→ EXERCISE REQUIREMENTS
Copy each line of the material below that includes the string "JSON".

● ● ● ● ● ● ●

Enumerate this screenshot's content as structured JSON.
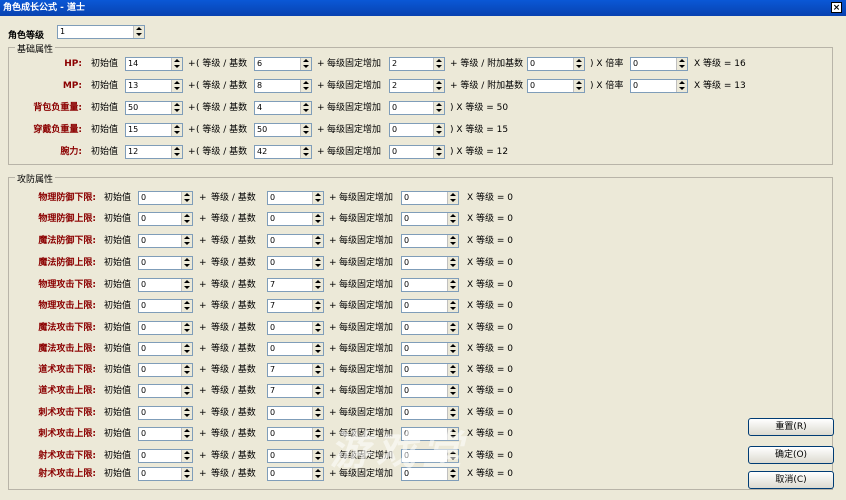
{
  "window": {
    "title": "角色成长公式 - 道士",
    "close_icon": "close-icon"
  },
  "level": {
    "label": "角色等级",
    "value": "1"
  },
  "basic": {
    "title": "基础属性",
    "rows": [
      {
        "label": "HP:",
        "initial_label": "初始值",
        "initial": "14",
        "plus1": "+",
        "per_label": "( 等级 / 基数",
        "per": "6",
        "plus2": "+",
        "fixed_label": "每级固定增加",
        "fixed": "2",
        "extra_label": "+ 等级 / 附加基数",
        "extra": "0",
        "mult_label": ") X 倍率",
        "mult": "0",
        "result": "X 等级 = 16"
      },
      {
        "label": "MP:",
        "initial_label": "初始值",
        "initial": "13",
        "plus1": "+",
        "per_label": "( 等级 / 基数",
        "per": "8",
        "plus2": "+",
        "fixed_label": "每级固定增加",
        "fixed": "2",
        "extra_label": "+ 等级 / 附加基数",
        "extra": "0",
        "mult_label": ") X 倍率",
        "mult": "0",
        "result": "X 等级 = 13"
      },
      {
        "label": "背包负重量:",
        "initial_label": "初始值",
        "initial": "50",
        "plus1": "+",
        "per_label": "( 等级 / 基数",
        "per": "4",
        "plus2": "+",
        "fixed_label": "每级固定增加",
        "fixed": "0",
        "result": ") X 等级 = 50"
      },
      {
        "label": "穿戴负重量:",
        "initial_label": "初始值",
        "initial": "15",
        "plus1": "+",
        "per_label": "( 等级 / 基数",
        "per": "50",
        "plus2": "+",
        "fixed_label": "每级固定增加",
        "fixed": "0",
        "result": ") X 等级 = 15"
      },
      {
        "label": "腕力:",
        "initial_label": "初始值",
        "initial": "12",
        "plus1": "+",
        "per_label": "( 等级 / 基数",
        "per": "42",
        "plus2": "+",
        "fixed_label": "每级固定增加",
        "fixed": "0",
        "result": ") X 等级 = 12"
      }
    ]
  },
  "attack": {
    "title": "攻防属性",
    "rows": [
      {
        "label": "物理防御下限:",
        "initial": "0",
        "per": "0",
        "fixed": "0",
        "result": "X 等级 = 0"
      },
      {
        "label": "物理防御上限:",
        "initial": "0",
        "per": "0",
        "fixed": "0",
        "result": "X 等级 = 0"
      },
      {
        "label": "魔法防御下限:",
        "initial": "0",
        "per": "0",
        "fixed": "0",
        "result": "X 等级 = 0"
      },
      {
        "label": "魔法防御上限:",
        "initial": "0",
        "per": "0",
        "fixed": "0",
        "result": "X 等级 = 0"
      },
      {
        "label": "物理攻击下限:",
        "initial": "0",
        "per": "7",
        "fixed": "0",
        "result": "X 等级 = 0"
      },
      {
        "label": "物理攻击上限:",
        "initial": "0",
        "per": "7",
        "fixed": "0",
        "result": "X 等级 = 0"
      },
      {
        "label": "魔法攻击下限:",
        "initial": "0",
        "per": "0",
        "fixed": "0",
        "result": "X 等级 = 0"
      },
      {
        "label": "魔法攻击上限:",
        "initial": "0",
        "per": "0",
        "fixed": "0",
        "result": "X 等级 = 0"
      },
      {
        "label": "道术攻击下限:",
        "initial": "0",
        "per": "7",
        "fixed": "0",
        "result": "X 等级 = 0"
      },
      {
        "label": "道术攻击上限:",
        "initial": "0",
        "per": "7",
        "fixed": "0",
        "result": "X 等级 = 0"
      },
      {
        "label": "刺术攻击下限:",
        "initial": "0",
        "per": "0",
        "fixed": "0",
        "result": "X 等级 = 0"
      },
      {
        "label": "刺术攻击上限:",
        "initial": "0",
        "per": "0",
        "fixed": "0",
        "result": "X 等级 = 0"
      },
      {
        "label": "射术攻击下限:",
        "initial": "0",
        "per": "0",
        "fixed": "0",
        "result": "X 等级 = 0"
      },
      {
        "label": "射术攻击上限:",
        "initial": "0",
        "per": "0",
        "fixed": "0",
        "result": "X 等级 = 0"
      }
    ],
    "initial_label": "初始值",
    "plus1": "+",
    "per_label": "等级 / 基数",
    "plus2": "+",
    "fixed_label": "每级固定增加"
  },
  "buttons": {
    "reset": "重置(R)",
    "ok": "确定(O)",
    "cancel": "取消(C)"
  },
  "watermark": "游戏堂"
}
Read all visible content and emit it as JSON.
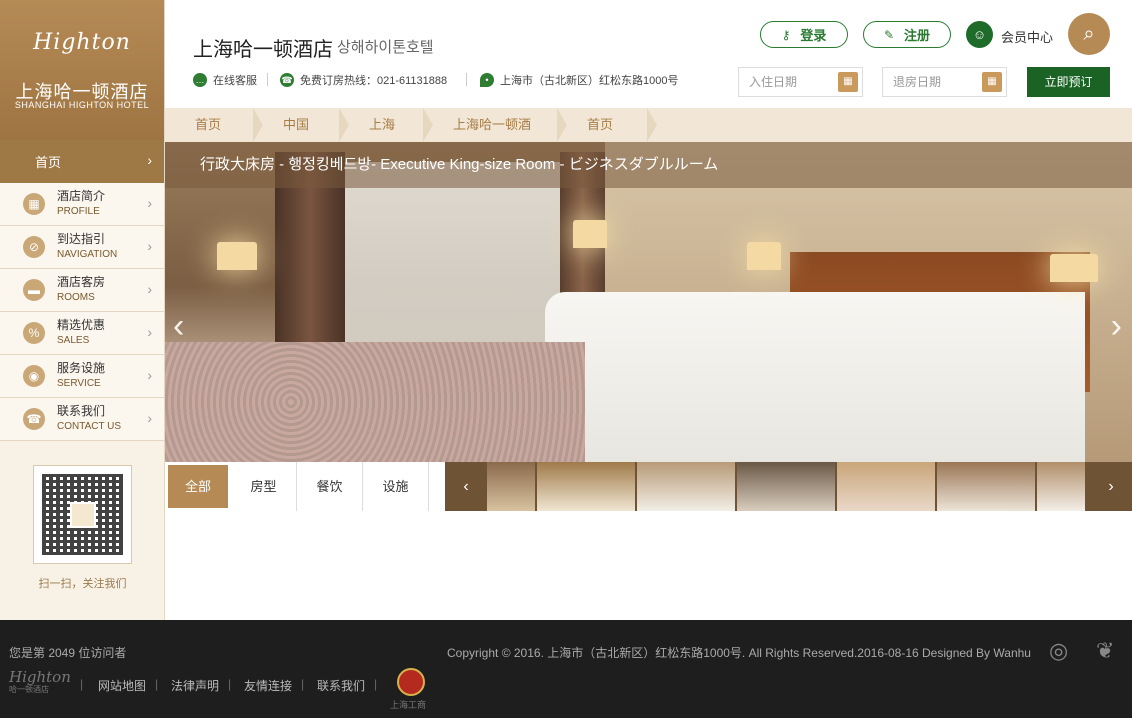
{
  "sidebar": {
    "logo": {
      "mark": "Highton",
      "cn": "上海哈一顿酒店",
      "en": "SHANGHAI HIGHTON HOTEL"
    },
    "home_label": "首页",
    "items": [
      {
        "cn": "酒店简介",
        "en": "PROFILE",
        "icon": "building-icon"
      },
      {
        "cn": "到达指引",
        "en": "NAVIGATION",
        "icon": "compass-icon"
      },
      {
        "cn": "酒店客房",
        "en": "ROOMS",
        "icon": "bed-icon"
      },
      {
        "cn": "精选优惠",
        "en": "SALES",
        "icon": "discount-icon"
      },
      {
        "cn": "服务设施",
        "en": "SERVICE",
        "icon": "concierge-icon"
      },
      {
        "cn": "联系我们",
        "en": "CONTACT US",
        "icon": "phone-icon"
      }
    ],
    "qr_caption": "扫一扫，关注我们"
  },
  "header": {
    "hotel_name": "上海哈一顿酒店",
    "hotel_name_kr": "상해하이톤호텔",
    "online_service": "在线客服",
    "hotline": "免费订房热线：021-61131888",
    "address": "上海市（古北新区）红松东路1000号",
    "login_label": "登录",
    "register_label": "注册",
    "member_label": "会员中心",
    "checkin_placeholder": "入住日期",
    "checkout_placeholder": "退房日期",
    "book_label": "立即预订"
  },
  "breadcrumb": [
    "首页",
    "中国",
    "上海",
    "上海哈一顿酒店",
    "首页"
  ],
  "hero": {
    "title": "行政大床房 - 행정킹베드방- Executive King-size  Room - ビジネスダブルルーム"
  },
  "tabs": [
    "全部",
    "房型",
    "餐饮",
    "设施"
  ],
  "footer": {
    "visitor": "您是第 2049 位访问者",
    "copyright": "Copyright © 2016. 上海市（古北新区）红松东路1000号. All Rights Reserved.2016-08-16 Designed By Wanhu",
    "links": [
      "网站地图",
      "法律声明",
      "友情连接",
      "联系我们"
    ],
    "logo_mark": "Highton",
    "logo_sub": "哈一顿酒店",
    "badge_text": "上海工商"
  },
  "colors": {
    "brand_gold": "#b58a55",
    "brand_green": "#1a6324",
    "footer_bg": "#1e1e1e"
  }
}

● ● ● ● ● ● ●

→ RESULT
Enumerate this screenshot's content as structured JSON.
Read all visible content and emit it as JSON.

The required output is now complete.